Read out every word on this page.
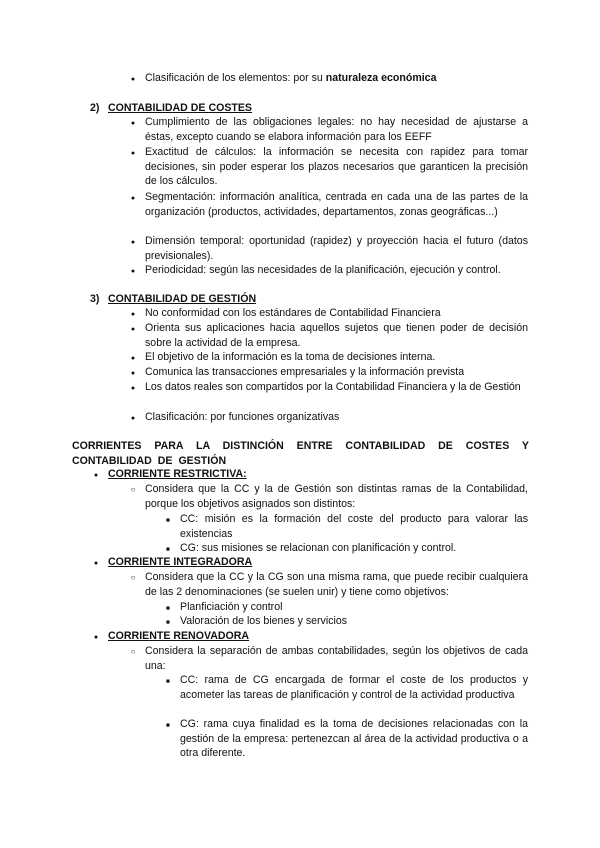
●
Clasificación de los elementos: por su naturaleza económica
2) CONTABILIDAD DE COSTES
●
Cumplimiento de las obligaciones legales: no hay necesidad de ajustarse a éstas, excepto cuando se elabora información para los EEFF
●
Exactitud de cálculos: la información se necesita con rapidez para tomar decisiones, sin poder esperar los plazos necesarios que garanticen la precisión de los cálculos.
●
Segmentación: información analítica, centrada en cada una de las partes de la organización (productos, actividades, departamentos, zonas geográficas...)
●
Dimensión temporal: oportunidad (rapidez) y proyección hacia el futuro (datos previsionales).
●
Periodicidad: según las necesidades de la planificación, ejecución y control.
3) CONTABILIDAD DE GESTIÓN
●
No conformidad con los estándares de Contabilidad Financiera
●
Orienta sus aplicaciones hacia aquellos sujetos que tienen poder de decisión sobre la actividad de la empresa.
●
El objetivo de la información es la toma de decisiones interna.
●
Comunica las transacciones empresariales y la información prevista
●
Los datos reales son compartidos por la Contabilidad Financiera y la de Gestión
●
Clasificación: por funciones organizativas
CORRIENTES PARA LA DISTINCIÓN ENTRE CONTABILIDAD DE COSTES Y CONTABILIDAD DE GESTIÓN
●
CORRIENTE RESTRICTIVA:
○
Considera que la CC y la de Gestión son distintas ramas de la Contabilidad, porque los objetivos asignados son distintos:
■
CC: misión es la formación del coste del producto para valorar las existencias
■
CG: sus misiones se relacionan con planificación y control.
●
CORRIENTE INTEGRADORA
○
Considera que la CC y la CG son una misma rama, que puede recibir cualquiera de las 2 denominaciones (se suelen unir) y tiene como objetivos:
■
Planficiación y control
■
Valoración de los bienes y servicios
●
CORRIENTE RENOVADORA
○
Considera la separación de ambas contabilidades, según los objetivos de cada una:
■
CC: rama de CG encargada de formar el coste de los productos y acometer las tareas de planificación y control de la actividad productiva
■
CG: rama cuya finalidad es la toma de decisiones relacionadas con la gestión de la empresa: pertenezcan al área de la actividad productiva o a otra diferente.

== == ==

▶ [Stated problem] Print all of the entries word for word. Omit the pictures they contain.

▶ [Finished exercise]
Read out every word on this page.
●
Clasificación de los elementos: por su naturaleza económica
2) CONTABILIDAD DE COSTES
●
Cumplimiento de las obligaciones legales: no hay necesidad de ajustarse a éstas, excepto cuando se elabora información para los EEFF
●
Exactitud de cálculos: la información se necesita con rapidez para tomar decisiones, sin poder esperar los plazos necesarios que garanticen la precisión de los cálculos.
●
Segmentación: información analítica, centrada en cada una de las partes de la organización (productos, actividades, departamentos, zonas geográficas...)
●
Dimensión temporal: oportunidad (rapidez) y proyección hacia el futuro (datos previsionales).
●
Periodicidad: según las necesidades de la planificación, ejecución y control.
3) CONTABILIDAD DE GESTIÓN
●
No conformidad con los estándares de Contabilidad Financiera
●
Orienta sus aplicaciones hacia aquellos sujetos que tienen poder de decisión sobre la actividad de la empresa.
●
El objetivo de la información es la toma de decisiones interna.
●
Comunica las transacciones empresariales y la información prevista
●
Los datos reales son compartidos por la Contabilidad Financiera y la de Gestión
●
Clasificación: por funciones organizativas
CORRIENTES PARA LA DISTINCIÓN ENTRE CONTABILIDAD DE COSTES Y CONTABILIDAD DE GESTIÓN
●
CORRIENTE RESTRICTIVA:
○
Considera que la CC y la de Gestión son distintas ramas de la Contabilidad, porque los objetivos asignados son distintos:
■
CC: misión es la formación del coste del producto para valorar las existencias
■
CG: sus misiones se relacionan con planificación y control.
●
CORRIENTE INTEGRADORA
○
Considera que la CC y la CG son una misma rama, que puede recibir cualquiera de las 2 denominaciones (se suelen unir) y tiene como objetivos:
■
Planficiación y control
■
Valoración de los bienes y servicios
●
CORRIENTE RENOVADORA
○
Considera la separación de ambas contabilidades, según los objetivos de cada una:
■
CC: rama de CG encargada de formar el coste de los productos y acometer las tareas de planificación y control de la actividad productiva
■
CG: rama cuya finalidad es la toma de decisiones relacionadas con la gestión de la empresa: pertenezcan al área de la actividad productiva o a otra diferente.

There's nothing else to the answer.